- [Instructions for the task]: The records should be repeated word for word, pictures excluded.

* Start *

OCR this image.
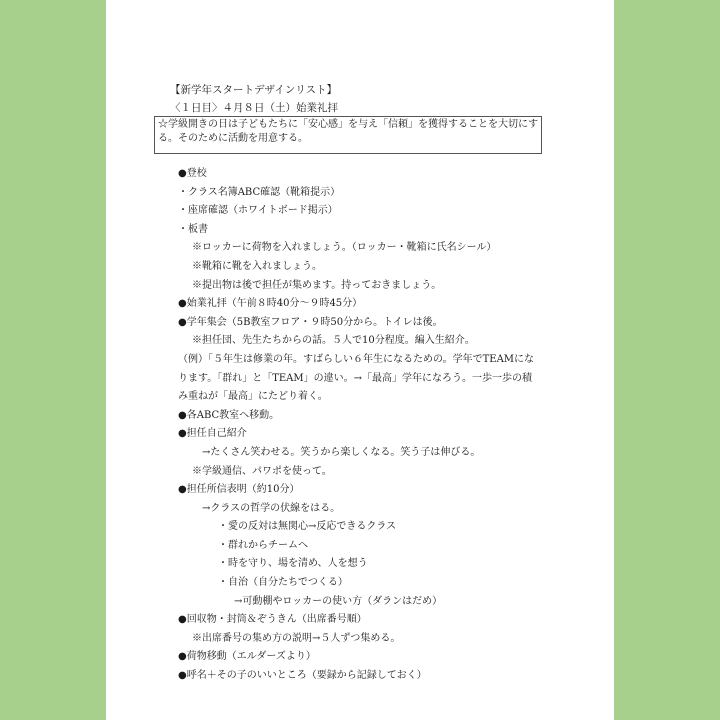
【新学年スタートデザインリスト】
〈１日目〉４月８日（土）始業礼拝
☆学級開きの日は子どもたちに「安心感」を与え「信頼」を獲得することを大切にする。そのために活動を用意する。
●登校
・クラス名簿ABC確認（靴箱提示）
・座席確認（ホワイトボード掲示）
・板書
※ロッカーに荷物を入れましょう。（ロッカー・靴箱に氏名シール）
※靴箱に靴を入れましょう。
※提出物は後で担任が集めます。持っておきましょう。
●始業礼拝（午前８時40分～９時45分）
●学年集会（5B教室フロア・９時50分から。トイレは後。
※担任団、先生たちからの話。５人で10分程度。編入生紹介。
（例）「５年生は修業の年。すばらしい６年生になるための。学年でTEAMにな
ります。「群れ」と「TEAM」の違い。→「最高」学年になろう。一歩一歩の積
み重ねが「最高」にたどり着く。
●各ABC教室へ移動。
●担任自己紹介
→たくさん笑わせる。笑うから楽しくなる。笑う子は伸びる。
※学級通信、パワポを使って。
●担任所信表明（約10分）
→クラスの哲学の伏線をはる。
・愛の反対は無関心→反応できるクラス
・群れからチームへ
・時を守り、場を清め、人を想う
・自治（自分たちでつくる）
→可動棚やロッカーの使い方（ダランはだめ）
●回収物・封筒＆ぞうきん（出席番号順）
※出席番号の集め方の説明→５人ずつ集める。
●荷物移動（エルダーズより）
●呼名＋その子のいいところ（要録から記録しておく）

* End *

- [Response]:
OCR this image.
【新学年スタートデザインリスト】
〈１日目〉４月８日（土）始業礼拝
☆学級開きの日は子どもたちに「安心感」を与え「信頼」を獲得することを大切にする。そのために活動を用意する。
●登校
・クラス名簿ABC確認（靴箱提示）
・座席確認（ホワイトボード掲示）
・板書
※ロッカーに荷物を入れましょう。（ロッカー・靴箱に氏名シール）
※靴箱に靴を入れましょう。
※提出物は後で担任が集めます。持っておきましょう。
●始業礼拝（午前８時40分～９時45分）
●学年集会（5B教室フロア・９時50分から。トイレは後。
※担任団、先生たちからの話。５人で10分程度。編入生紹介。
（例）「５年生は修業の年。すばらしい６年生になるための。学年でTEAMにな
ります。「群れ」と「TEAM」の違い。→「最高」学年になろう。一歩一歩の積
み重ねが「最高」にたどり着く。
●各ABC教室へ移動。
●担任自己紹介
→たくさん笑わせる。笑うから楽しくなる。笑う子は伸びる。
※学級通信、パワポを使って。
●担任所信表明（約10分）
→クラスの哲学の伏線をはる。
・愛の反対は無関心→反応できるクラス
・群れからチームへ
・時を守り、場を清め、人を想う
・自治（自分たちでつくる）
→可動棚やロッカーの使い方（ダランはだめ）
●回収物・封筒＆ぞうきん（出席番号順）
※出席番号の集め方の説明→５人ずつ集める。
●荷物移動（エルダーズより）
●呼名＋その子のいいところ（要録から記録しておく）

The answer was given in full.